▸ **GIVEN PASSAGE**:
History

Imperial Japanese Navy
- Name: Cha-196
- Builder: Yamanishi Shipbuilding Iron Works, Ishinomaki
- Yard number: 2046
- Laid down: 6 March 1944
- Launched: 8 August 1944
- Completed: 15 October 1944
- Commissioned: 15 October 1944
- Decommissioned: 30 November 1945
- Fate: mobilized by the Allied occupation forces, 1 December 1945

Allied Occupation Force
- Acquired: 1 December 1945
- Decommissioned: 1 August 1947
- Fate: transferred to Ministry of Transportation, 28 August 1947

Ministry of Transportation
- Acquired: 28 August 1947
- Fate: transferred to Japan Maritime Safety Agency, 1 May 1948

Japan Maritime Safety Agency
- Acquired: 1 May 1948
- Renamed: Patrol Vessel Wakataka (PB-25), 23 August 1948 Patrol Vessel Wakataka (PS-25), 25 July 1950 Minesweeper Wakataka (MS-83), 1 December 1951
- Fate: transferred to the Coastal Safety Force, 1 August 1952

Japan Coastal Safety Force
- Acquired: 1 August 1952
- Fate: transferred to Japan Maritime Self-Defense Force, 1 July 1954

Japan Maritime Self-Defense Force
- Acquired: 1 July 1954
- Decommissioned: 31 March 1965
- Renamed: Special Service Boat No. 8 (MS-83), 1 April 1956 Special Service Boat No. 8 (ASM-58), 1 September 1957 Special Service Miscellaneous Ship No. 31 (YAS-31), 31 March 1962
- Fate: unknown

General characteristics
- Class & type: No.1-class submarine chaser
- Displacement: 130 long tons (132 t) standard
- Length: 29.20 m (95 ft 10 in) overall
- Beam: 5.65 m (18 ft 6 in)

▸ **STUDY MATERIAL**:
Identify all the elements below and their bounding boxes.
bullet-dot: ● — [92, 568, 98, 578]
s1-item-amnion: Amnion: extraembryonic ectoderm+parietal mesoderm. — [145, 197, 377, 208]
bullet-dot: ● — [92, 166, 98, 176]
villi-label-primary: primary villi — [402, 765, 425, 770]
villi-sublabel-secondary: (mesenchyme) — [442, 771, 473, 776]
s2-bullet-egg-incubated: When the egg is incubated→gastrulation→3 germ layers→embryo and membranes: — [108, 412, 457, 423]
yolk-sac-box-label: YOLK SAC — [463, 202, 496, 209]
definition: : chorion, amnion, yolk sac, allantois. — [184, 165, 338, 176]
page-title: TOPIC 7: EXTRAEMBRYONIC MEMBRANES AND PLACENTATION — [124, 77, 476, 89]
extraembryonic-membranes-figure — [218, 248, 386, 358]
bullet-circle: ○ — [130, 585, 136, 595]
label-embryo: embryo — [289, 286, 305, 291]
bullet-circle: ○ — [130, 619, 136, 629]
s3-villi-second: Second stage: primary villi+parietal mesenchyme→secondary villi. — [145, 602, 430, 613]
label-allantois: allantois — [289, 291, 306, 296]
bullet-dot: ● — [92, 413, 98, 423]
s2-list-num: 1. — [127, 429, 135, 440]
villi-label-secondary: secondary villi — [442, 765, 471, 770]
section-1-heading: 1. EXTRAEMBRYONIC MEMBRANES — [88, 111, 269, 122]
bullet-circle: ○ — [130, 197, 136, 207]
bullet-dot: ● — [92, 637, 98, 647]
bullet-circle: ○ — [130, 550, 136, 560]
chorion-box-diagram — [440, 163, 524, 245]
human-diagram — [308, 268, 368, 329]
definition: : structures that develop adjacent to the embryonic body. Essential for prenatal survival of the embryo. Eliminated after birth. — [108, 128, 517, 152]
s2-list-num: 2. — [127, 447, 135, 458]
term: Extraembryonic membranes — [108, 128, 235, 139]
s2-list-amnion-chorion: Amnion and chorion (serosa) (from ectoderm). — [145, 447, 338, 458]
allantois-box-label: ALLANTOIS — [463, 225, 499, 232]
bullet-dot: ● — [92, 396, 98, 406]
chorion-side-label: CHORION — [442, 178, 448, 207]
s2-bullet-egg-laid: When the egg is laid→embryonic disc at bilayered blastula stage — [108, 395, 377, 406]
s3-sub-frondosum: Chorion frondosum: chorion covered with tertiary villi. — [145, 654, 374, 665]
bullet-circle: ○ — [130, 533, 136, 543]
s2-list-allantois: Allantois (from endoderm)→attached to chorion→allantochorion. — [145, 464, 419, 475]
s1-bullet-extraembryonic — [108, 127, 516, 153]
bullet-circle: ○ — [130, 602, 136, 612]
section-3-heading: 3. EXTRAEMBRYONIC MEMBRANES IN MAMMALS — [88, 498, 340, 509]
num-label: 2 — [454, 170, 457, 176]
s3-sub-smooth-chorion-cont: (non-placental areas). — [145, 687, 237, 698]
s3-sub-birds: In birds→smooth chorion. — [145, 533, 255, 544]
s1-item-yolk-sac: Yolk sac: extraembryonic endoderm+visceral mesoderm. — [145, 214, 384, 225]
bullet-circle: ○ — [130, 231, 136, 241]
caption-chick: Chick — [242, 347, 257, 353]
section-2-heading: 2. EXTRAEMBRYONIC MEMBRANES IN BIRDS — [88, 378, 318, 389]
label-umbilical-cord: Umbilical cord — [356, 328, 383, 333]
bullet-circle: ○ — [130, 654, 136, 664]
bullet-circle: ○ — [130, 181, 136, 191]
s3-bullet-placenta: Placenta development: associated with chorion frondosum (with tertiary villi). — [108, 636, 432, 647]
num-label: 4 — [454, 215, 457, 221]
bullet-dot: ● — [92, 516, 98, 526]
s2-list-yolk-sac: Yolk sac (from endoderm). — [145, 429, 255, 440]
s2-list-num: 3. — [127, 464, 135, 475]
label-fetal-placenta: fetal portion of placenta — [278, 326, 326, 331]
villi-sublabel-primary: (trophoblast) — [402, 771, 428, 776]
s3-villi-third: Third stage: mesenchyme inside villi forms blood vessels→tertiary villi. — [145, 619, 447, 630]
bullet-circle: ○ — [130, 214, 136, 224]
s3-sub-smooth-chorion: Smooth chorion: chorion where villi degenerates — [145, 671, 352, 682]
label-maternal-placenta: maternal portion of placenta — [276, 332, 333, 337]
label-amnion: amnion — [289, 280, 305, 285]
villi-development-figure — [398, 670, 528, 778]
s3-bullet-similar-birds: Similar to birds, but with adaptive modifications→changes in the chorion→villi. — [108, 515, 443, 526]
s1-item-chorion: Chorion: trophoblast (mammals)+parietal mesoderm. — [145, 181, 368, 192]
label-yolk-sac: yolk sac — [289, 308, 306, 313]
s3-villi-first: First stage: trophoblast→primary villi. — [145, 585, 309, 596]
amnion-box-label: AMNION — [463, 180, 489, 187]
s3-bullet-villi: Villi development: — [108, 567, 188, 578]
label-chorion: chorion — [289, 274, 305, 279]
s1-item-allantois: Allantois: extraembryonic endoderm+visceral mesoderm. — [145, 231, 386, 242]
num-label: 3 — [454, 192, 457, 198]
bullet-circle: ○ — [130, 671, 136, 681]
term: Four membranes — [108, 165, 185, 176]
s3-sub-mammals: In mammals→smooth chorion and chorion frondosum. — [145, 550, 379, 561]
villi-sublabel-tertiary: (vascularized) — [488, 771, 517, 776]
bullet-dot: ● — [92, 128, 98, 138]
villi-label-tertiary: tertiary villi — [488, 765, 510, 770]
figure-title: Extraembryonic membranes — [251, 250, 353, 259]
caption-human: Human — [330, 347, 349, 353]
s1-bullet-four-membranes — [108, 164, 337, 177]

▸ **QUESTIONS TO ANSWER**:
#1 List every organization that the Cha-196 history shows holding the vessel, in the order given.
#2 Output, character for character, the part of the Cha-196 history that opens with the words containing "General characteristics" and closes with "(18 ft 6 in)".

▸ **ANSWER SET**:
#1
Imperial Japanese Navy
Allied Occupation Force
Ministry of Transportation
Japan Maritime Safety Agency
Japan Coastal Safety Force
Japan Maritime Self-Defense Force

#2
General characteristics
- Class & type: No.1-class submarine chaser
- Displacement: 130 long tons (132 t) standard
- Length: 29.20 m (95 ft 10 in) overall
- Beam: 5.65 m (18 ft 6 in)